=== Data records ===

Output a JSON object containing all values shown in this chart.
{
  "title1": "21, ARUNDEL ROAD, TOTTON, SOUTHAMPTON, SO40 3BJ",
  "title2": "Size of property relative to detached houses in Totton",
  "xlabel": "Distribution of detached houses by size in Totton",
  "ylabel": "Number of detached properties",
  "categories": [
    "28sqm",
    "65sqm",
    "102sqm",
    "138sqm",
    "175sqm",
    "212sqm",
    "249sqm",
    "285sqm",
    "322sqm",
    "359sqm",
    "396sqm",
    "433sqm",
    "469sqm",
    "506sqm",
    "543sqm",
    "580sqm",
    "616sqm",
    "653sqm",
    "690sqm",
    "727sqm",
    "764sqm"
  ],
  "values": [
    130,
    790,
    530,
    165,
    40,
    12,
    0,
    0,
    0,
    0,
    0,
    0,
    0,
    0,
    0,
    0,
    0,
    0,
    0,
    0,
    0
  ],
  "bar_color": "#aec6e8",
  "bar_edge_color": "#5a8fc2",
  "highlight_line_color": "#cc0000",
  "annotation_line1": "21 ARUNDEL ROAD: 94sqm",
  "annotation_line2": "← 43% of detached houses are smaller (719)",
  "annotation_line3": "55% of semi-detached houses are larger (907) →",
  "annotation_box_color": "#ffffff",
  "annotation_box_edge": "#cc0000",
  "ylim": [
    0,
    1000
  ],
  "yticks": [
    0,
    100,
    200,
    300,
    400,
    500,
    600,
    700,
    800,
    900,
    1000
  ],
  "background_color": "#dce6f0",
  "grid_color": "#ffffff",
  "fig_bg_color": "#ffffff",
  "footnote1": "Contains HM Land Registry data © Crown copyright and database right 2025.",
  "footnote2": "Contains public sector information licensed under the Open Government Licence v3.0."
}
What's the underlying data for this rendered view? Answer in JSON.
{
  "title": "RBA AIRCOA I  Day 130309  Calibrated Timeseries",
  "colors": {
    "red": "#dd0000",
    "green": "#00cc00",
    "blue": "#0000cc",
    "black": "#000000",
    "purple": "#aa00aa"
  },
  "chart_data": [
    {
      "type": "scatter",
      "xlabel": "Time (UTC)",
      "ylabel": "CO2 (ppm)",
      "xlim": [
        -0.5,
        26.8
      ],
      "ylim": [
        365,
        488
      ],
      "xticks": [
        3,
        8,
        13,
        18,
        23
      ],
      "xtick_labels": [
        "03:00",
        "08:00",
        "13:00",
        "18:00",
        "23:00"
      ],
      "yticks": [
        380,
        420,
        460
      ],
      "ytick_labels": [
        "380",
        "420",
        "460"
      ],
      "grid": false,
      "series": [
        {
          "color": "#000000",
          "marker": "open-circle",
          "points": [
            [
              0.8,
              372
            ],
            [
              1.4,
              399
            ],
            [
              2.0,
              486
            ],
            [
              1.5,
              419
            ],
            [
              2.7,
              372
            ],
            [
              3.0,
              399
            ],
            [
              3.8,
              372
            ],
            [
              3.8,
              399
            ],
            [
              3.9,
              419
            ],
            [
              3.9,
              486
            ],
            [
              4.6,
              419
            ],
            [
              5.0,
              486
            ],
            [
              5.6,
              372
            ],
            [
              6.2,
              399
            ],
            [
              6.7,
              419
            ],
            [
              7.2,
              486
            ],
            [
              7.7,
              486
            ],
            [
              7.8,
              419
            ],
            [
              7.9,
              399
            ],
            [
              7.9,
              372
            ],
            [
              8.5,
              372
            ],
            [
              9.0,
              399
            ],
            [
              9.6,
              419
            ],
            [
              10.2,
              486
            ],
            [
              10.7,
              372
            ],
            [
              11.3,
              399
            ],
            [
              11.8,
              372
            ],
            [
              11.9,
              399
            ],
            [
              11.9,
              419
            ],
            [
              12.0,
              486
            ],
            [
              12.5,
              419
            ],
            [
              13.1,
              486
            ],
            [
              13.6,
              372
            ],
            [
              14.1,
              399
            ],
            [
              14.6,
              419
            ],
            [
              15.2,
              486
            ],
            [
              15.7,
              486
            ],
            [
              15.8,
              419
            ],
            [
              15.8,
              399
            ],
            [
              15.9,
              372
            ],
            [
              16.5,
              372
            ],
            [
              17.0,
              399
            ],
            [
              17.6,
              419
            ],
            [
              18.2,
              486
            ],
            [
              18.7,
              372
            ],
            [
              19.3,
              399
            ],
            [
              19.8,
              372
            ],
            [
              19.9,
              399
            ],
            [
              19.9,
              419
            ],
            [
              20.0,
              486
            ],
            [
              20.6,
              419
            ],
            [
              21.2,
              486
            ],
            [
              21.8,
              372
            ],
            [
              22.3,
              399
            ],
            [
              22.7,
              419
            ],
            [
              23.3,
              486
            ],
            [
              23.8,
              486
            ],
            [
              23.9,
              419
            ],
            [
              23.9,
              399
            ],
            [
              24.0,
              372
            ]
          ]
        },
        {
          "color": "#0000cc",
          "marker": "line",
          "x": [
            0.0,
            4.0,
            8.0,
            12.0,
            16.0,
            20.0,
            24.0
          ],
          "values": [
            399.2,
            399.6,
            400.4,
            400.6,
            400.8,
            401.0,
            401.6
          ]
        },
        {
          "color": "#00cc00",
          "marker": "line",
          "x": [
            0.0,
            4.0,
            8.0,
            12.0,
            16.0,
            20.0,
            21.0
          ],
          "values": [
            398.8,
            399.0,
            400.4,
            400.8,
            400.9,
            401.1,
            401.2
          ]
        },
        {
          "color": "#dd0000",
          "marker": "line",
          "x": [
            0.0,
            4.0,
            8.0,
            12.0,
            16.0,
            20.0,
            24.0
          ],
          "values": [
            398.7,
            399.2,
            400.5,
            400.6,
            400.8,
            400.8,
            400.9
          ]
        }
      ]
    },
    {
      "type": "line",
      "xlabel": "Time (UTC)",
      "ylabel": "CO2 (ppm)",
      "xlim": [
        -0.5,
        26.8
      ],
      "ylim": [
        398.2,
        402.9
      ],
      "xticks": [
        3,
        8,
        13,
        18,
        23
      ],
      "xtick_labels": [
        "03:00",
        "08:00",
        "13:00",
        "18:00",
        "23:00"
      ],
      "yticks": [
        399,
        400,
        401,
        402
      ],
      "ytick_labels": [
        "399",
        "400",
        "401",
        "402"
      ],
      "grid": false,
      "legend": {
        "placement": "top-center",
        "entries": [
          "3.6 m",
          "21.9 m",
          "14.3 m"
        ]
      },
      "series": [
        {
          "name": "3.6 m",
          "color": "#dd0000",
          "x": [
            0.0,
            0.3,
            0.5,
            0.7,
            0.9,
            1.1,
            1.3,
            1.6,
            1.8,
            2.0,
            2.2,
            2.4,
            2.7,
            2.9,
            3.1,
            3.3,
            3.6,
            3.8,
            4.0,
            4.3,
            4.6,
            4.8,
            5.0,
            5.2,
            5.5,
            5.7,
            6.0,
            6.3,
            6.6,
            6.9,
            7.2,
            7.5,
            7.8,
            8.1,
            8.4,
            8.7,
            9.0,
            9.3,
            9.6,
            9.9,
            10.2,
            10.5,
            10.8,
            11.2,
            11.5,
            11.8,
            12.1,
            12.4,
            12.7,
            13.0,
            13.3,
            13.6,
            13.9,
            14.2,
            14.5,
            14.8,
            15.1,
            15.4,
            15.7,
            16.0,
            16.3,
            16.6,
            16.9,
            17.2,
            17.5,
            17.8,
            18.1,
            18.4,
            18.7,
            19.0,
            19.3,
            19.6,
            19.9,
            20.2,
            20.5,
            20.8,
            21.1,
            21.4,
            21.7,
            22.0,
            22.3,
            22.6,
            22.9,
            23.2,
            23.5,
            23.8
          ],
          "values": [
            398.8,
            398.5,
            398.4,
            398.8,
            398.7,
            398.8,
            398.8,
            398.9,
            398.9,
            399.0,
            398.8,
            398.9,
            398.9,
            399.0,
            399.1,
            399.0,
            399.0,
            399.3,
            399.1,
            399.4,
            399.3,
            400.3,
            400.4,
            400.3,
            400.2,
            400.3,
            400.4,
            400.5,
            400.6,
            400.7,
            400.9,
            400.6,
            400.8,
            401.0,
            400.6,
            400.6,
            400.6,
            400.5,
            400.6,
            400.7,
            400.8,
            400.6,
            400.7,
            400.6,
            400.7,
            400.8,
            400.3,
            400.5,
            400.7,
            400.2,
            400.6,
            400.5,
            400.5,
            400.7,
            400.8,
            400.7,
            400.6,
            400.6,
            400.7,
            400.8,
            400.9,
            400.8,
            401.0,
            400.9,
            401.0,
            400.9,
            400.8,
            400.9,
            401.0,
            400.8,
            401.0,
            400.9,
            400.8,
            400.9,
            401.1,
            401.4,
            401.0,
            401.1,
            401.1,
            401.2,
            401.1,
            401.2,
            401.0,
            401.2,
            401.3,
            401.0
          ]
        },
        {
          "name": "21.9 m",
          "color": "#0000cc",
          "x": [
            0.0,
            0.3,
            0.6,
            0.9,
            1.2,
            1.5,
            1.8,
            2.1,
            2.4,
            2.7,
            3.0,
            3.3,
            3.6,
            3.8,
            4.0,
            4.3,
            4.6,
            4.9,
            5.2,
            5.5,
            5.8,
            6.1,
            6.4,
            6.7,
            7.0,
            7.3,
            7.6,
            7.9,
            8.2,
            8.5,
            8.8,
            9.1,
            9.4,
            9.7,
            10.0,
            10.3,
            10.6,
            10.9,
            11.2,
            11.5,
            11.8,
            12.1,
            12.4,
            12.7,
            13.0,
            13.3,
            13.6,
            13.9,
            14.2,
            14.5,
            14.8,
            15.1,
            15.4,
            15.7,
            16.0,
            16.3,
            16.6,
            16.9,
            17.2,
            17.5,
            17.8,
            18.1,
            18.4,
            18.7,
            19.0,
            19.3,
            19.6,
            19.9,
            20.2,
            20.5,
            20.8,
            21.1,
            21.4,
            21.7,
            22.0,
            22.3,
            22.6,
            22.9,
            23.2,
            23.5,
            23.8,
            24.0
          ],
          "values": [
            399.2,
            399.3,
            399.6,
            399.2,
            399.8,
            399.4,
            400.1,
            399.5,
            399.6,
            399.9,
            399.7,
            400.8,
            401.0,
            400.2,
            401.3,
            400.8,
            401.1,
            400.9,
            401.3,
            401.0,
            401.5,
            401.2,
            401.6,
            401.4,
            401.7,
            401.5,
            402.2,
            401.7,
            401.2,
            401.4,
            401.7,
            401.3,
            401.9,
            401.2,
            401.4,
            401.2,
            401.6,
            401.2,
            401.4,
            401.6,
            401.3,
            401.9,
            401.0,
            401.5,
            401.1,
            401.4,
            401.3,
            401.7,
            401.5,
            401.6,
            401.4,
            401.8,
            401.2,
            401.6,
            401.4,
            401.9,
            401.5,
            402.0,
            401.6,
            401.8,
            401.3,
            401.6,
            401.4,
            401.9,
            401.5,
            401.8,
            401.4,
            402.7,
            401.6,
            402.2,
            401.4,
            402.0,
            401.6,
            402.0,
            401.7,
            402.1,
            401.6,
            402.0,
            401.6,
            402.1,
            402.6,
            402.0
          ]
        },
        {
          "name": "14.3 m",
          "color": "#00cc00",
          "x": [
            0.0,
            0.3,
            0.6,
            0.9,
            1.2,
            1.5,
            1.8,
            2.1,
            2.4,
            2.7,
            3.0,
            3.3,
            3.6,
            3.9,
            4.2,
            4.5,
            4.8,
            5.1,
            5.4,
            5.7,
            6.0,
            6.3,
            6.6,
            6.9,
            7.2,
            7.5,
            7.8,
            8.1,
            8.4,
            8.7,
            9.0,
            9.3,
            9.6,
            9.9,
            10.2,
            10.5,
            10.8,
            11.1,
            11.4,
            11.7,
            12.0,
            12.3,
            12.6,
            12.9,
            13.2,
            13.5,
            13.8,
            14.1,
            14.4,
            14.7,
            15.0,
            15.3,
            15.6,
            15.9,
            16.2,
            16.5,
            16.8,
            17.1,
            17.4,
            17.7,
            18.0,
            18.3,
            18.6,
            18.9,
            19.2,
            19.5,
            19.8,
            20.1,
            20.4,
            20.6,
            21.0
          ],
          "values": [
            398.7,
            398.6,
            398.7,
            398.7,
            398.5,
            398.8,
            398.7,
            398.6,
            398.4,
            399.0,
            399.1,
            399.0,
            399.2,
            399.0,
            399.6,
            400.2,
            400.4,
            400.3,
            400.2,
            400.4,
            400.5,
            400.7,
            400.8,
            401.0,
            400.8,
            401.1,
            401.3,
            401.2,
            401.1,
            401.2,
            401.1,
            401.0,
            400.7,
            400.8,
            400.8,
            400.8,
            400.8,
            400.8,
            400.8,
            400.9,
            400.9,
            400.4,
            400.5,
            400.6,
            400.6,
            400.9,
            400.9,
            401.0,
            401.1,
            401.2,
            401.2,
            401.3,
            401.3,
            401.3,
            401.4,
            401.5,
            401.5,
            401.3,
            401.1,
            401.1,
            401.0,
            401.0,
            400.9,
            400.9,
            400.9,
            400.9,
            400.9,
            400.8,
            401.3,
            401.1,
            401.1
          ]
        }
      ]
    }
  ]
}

===

◆ **Exercise directions**:
Each line that holds the word "houses" is to be copied.

◆ **Answer for the task**:
  "title2": "Size of property relative to detached houses in Totton",
  "xlabel": "Distribution of detached houses by size in Totton",
  "annotation_line2": "← 43% of detached houses are smaller (719)",
  "annotation_line3": "55% of semi-detached houses are larger (907) →",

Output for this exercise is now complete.